### EXERCISE TASK
Copy out all the lines in the records that include the word "body".
[Start of EXERCISE INPUT]
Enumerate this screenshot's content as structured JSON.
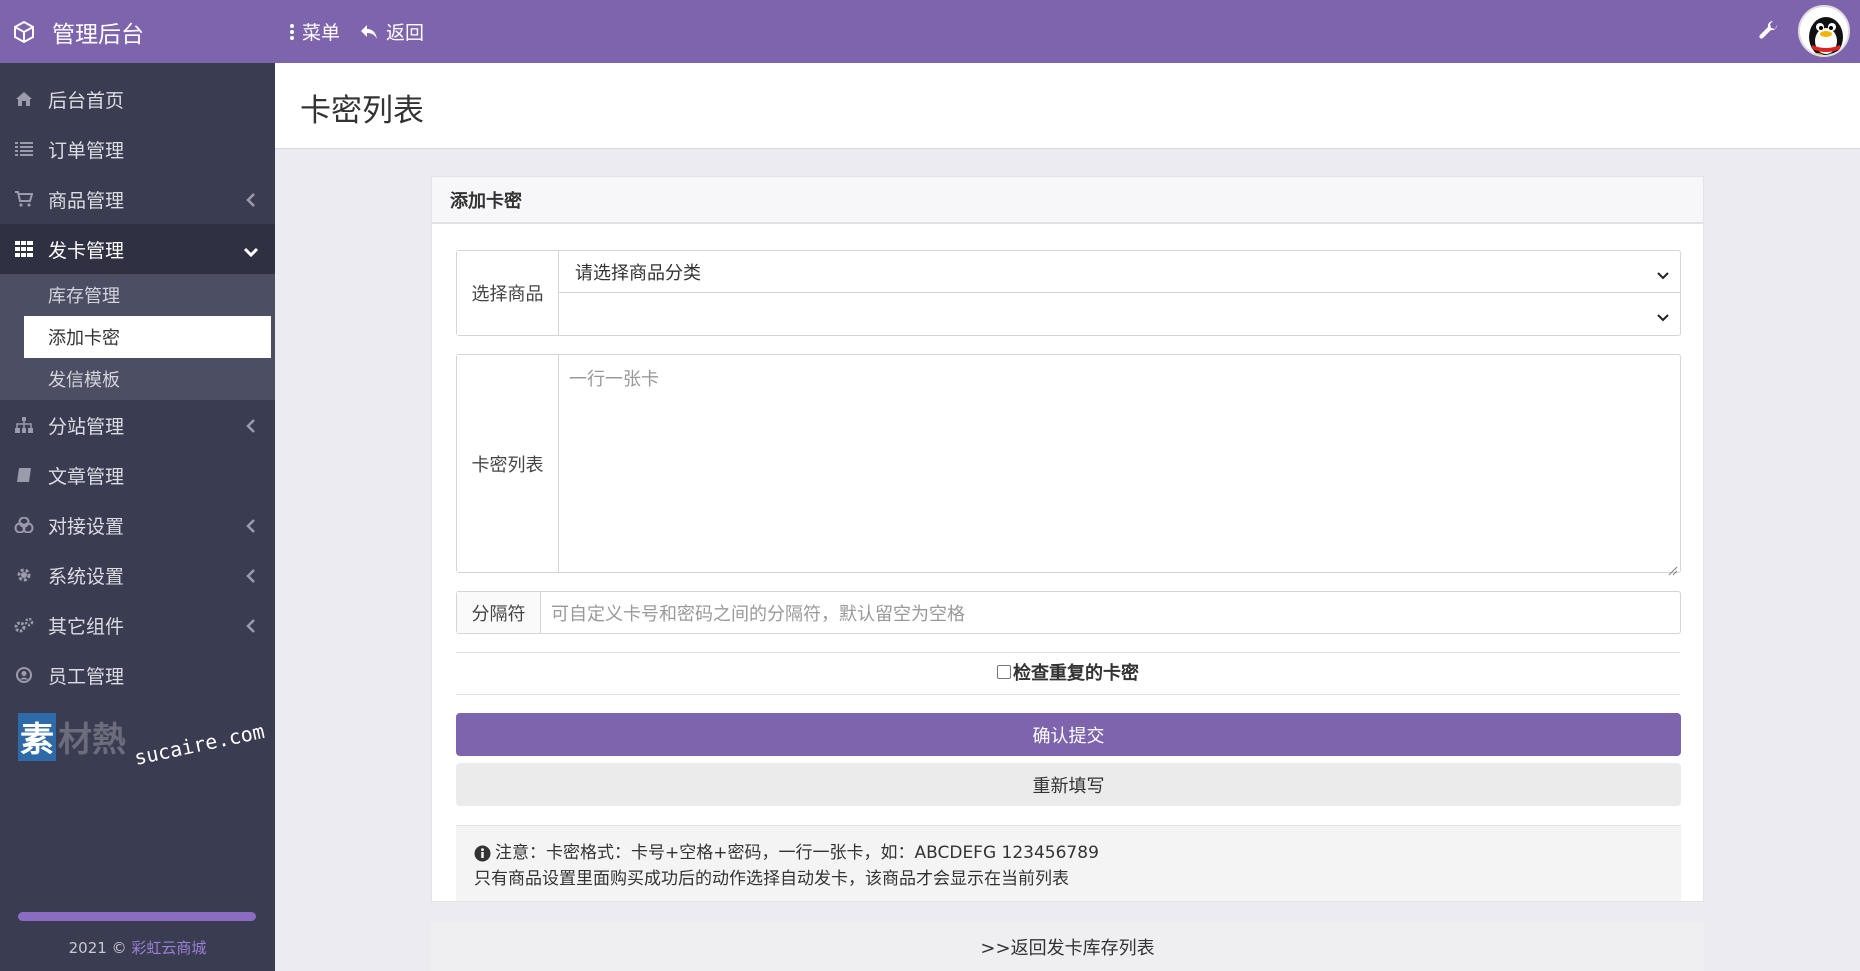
{
  "header": {
    "brand_title": "管理后台",
    "menu_label": "菜单",
    "back_label": "返回"
  },
  "sidebar": {
    "items": [
      {
        "label": "后台首页",
        "icon": "home-icon"
      },
      {
        "label": "订单管理",
        "icon": "list-icon"
      },
      {
        "label": "商品管理",
        "icon": "cart-icon"
      },
      {
        "label": "发卡管理",
        "icon": "grid-icon"
      },
      {
        "label": "分站管理",
        "icon": "sitemap-icon"
      },
      {
        "label": "文章管理",
        "icon": "book-icon"
      },
      {
        "label": "对接设置",
        "icon": "cubes-icon"
      },
      {
        "label": "系统设置",
        "icon": "gear-icon"
      },
      {
        "label": "其它组件",
        "icon": "gears-icon"
      },
      {
        "label": "员工管理",
        "icon": "user-icon"
      }
    ],
    "submenu": [
      {
        "label": "库存管理"
      },
      {
        "label": "添加卡密"
      },
      {
        "label": "发信模板"
      }
    ],
    "watermark": "素材熱 sucaire.com",
    "footer_year": "2021 ©",
    "footer_link": "彩虹云商城"
  },
  "page": {
    "title": "卡密列表"
  },
  "panel": {
    "heading": "添加卡密",
    "select_product_label": "选择商品",
    "category_select_value": "请选择商品分类",
    "product_select_value": "",
    "card_list_label": "卡密列表",
    "card_list_placeholder": "一行一张卡",
    "separator_label": "分隔符",
    "separator_placeholder": "可自定义卡号和密码之间的分隔符，默认留空为空格",
    "check_duplicate_label": "检查重复的卡密",
    "submit_label": "确认提交",
    "reset_label": "重新填写",
    "notice_line1": "注意：卡密格式：卡号+空格+密码，一行一张卡，如：ABCDEFG 123456789",
    "notice_line2": "只有商品设置里面购买成功后的动作选择自动发卡，该商品才会显示在当前列表"
  },
  "back_link": ">>返回发卡库存列表",
  "colors": {
    "accent": "#7e63ad",
    "sidebar_bg": "#3a3d52"
  }
}
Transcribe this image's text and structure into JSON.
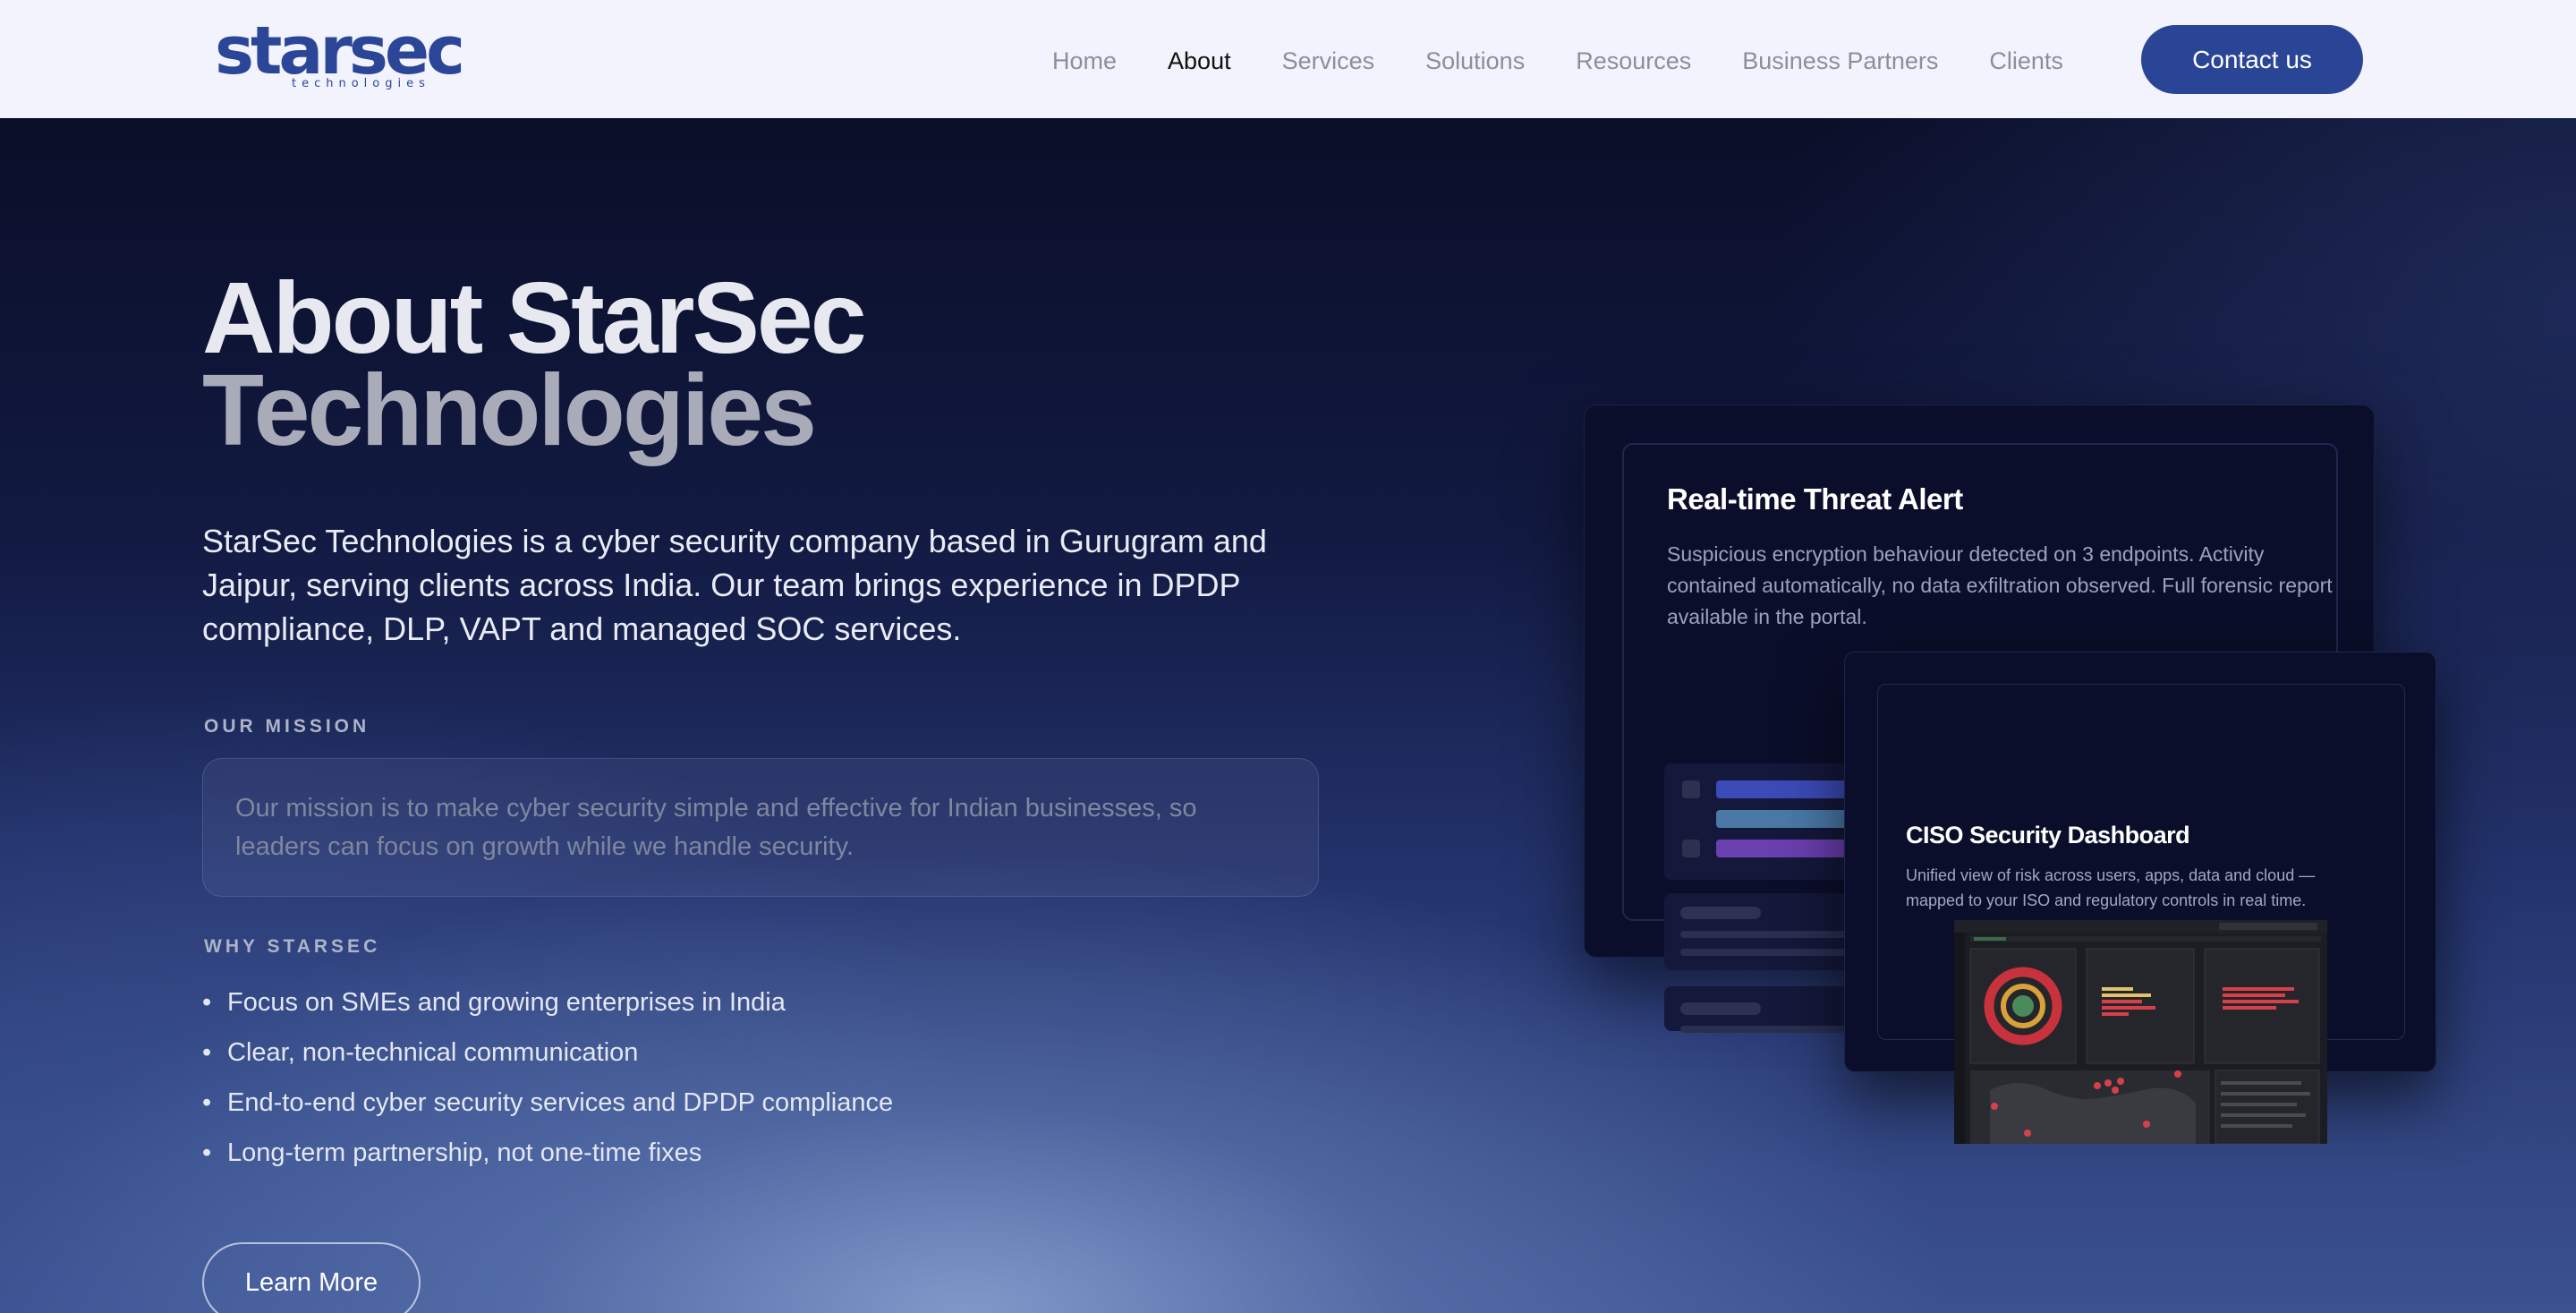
{
  "nav": {
    "logo_text": "starsec",
    "logo_subtext": "technologies",
    "items": [
      {
        "label": "Home",
        "active": false
      },
      {
        "label": "About",
        "active": true
      },
      {
        "label": "Services",
        "active": false
      },
      {
        "label": "Solutions",
        "active": false
      },
      {
        "label": "Resources",
        "active": false
      },
      {
        "label": "Business Partners",
        "active": false
      },
      {
        "label": "Clients",
        "active": false
      }
    ],
    "cta": "Contact us"
  },
  "hero": {
    "title_line1": "About StarSec",
    "title_line2": "Technologies",
    "intro": "StarSec Technologies is a cyber security company based in Gurugram and Jaipur, serving clients across India. Our team brings experience in DPDP compliance, DLP, VAPT and managed SOC services.",
    "mission_label": "OUR MISSION",
    "mission_text": "Our mission is to make cyber security simple and effective for Indian businesses, so leaders can focus on growth while we handle security.",
    "why_label": "WHY STARSEC",
    "why_items": [
      "Focus on SMEs and growing enterprises in India",
      "Clear, non-technical communication",
      "End-to-end cyber security services and DPDP compliance",
      "Long-term partnership, not one-time fixes"
    ],
    "learn_more": "Learn More"
  },
  "cards": {
    "threat": {
      "title": "Real-time Threat Alert",
      "body": "Suspicious encryption behaviour detected on 3 endpoints. Activity contained automatically, no data exfiltration observed. Full forensic report available in the portal."
    },
    "ciso": {
      "title": "CISO Security Dashboard",
      "body": "Unified view of risk across users, apps, data and cloud — mapped to your ISO and regulatory controls in real time."
    }
  },
  "colors": {
    "brand": "#2b4596",
    "nav_bg": "#f2f3fc",
    "hero_top": "#0a0e28",
    "accent_blue": "#3b4bb8",
    "accent_teal": "#4a79a8",
    "accent_purple": "#6a3fb0",
    "alert_red": "#d7404a"
  }
}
[End of EXERCISE INPUT]
### TASK RESPONSE
      "body": "Suspicious encryption behaviour detected on 3 endpoints. Activity contained automatically, no data exfiltration observed. Full forensic report available in the portal."
      "body": "Unified view of risk across users, apps, data and cloud — mapped to your ISO and regulatory controls in real time."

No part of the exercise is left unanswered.